__TASK DIRECTIONS__. Copy all lines that contain the word "price".

__STORED DATA__.
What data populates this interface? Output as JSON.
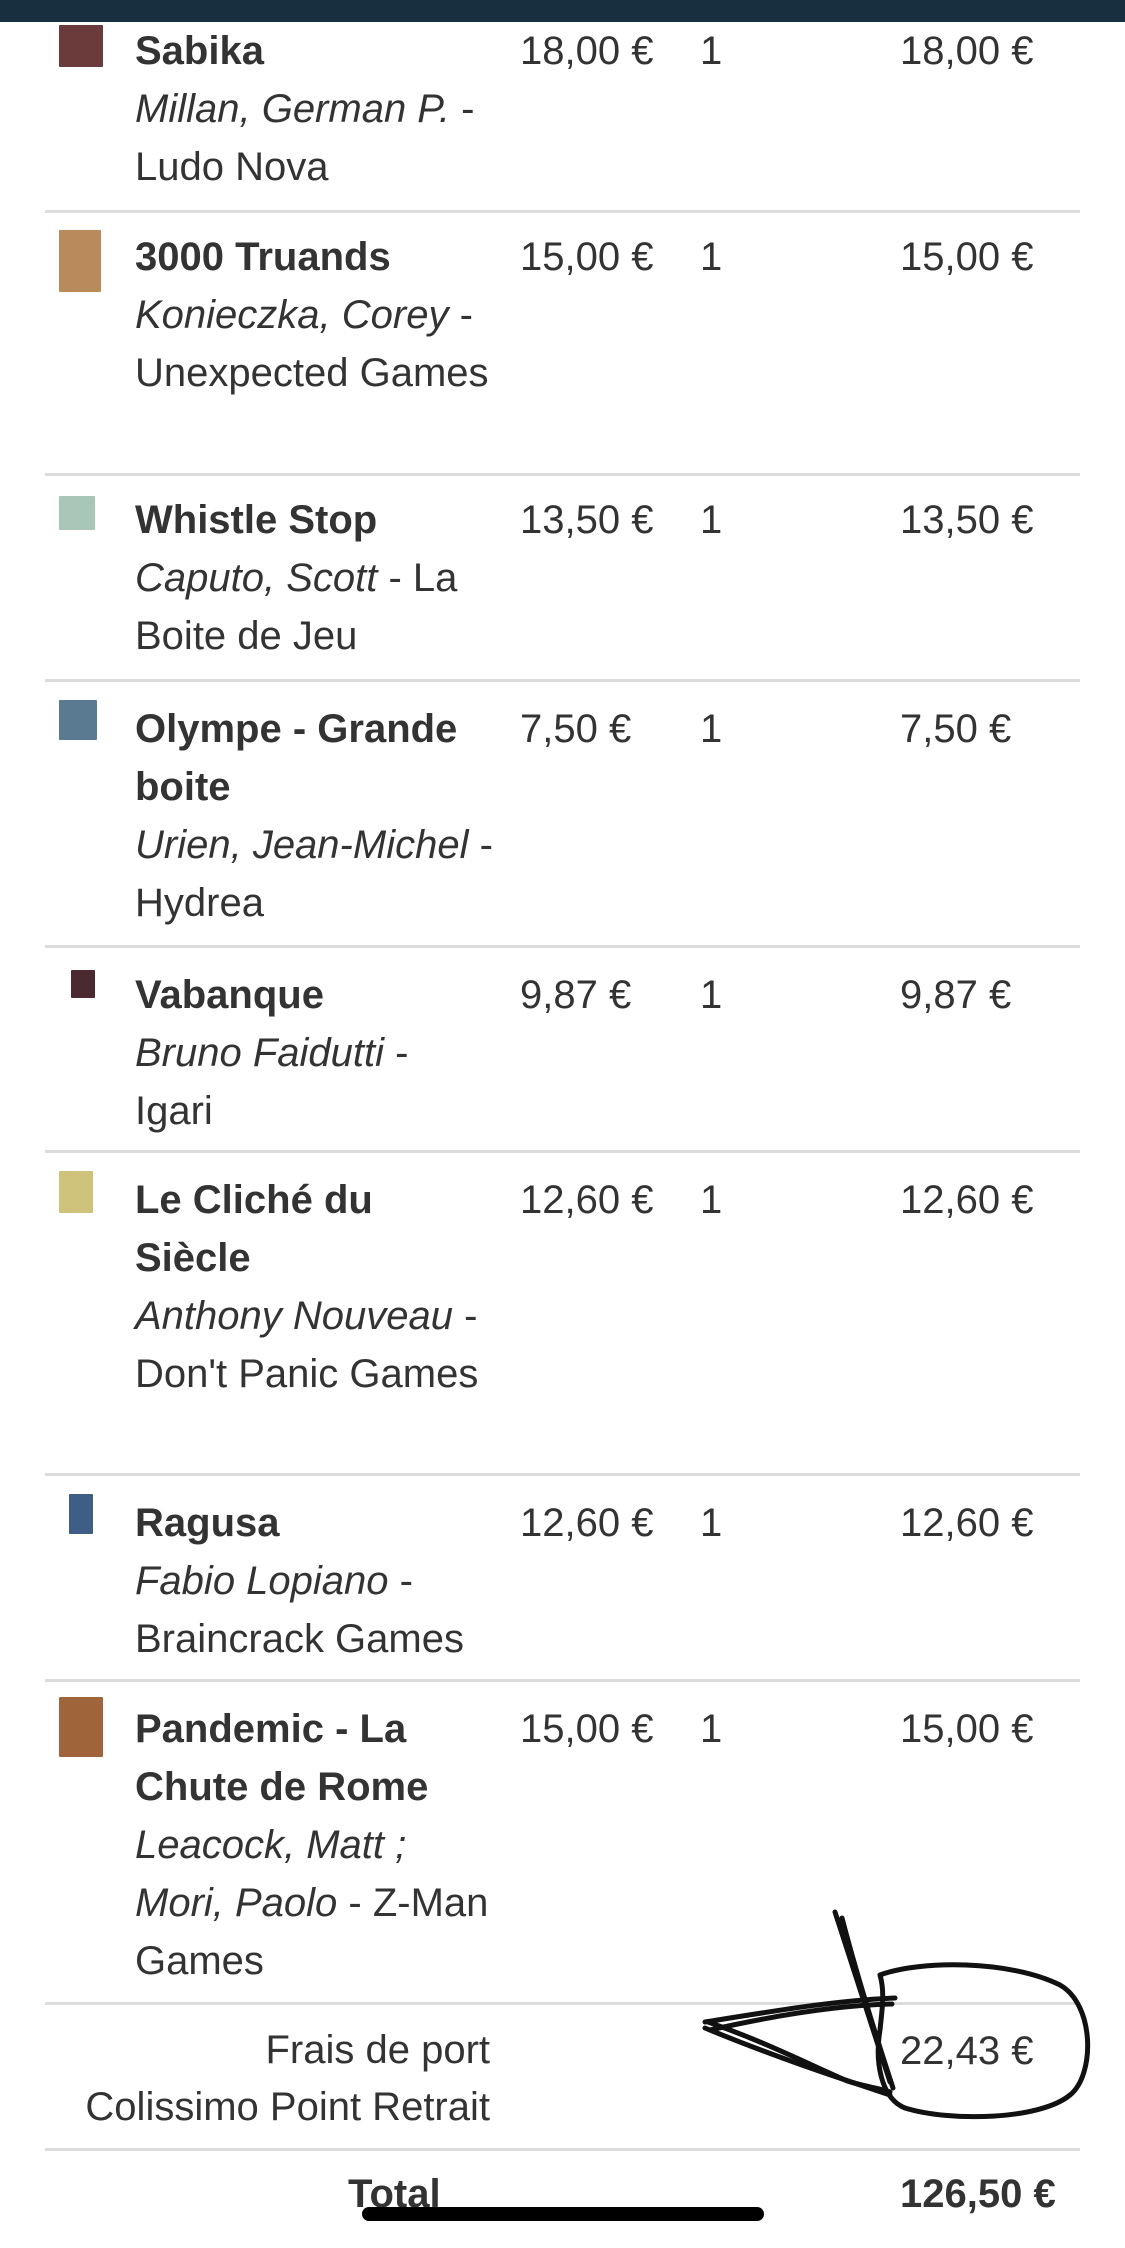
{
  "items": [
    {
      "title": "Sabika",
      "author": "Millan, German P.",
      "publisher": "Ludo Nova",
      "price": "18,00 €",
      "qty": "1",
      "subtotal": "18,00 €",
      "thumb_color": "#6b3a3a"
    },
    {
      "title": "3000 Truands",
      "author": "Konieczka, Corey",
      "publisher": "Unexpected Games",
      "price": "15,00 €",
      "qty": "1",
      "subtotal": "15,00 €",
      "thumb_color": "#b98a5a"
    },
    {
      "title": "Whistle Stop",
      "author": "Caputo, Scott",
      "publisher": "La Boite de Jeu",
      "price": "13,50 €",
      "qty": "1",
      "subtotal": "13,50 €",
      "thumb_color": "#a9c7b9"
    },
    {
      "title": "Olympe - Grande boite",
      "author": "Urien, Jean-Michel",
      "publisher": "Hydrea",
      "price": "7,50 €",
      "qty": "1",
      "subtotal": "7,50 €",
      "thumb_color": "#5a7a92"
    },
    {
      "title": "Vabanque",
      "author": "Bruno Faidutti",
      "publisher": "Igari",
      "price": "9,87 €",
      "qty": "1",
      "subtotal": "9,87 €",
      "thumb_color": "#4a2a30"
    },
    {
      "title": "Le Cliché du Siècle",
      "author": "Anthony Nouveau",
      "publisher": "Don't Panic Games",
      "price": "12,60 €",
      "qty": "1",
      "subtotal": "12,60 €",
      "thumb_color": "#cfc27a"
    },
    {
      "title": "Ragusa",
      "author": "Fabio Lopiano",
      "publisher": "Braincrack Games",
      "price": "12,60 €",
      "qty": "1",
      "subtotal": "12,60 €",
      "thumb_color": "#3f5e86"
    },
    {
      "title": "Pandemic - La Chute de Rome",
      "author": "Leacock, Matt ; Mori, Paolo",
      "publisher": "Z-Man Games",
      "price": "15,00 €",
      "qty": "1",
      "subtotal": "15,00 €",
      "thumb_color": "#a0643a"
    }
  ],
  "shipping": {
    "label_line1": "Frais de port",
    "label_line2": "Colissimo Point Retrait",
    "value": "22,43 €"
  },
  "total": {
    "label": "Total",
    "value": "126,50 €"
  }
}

__RESPONSE FOR THIS EXERCISE__.
      "price": "18,00 €",
      "price": "15,00 €",
      "price": "13,50 €",
      "price": "7,50 €",
      "price": "9,87 €",
      "price": "12,60 €",
      "price": "12,60 €",
      "price": "15,00 €",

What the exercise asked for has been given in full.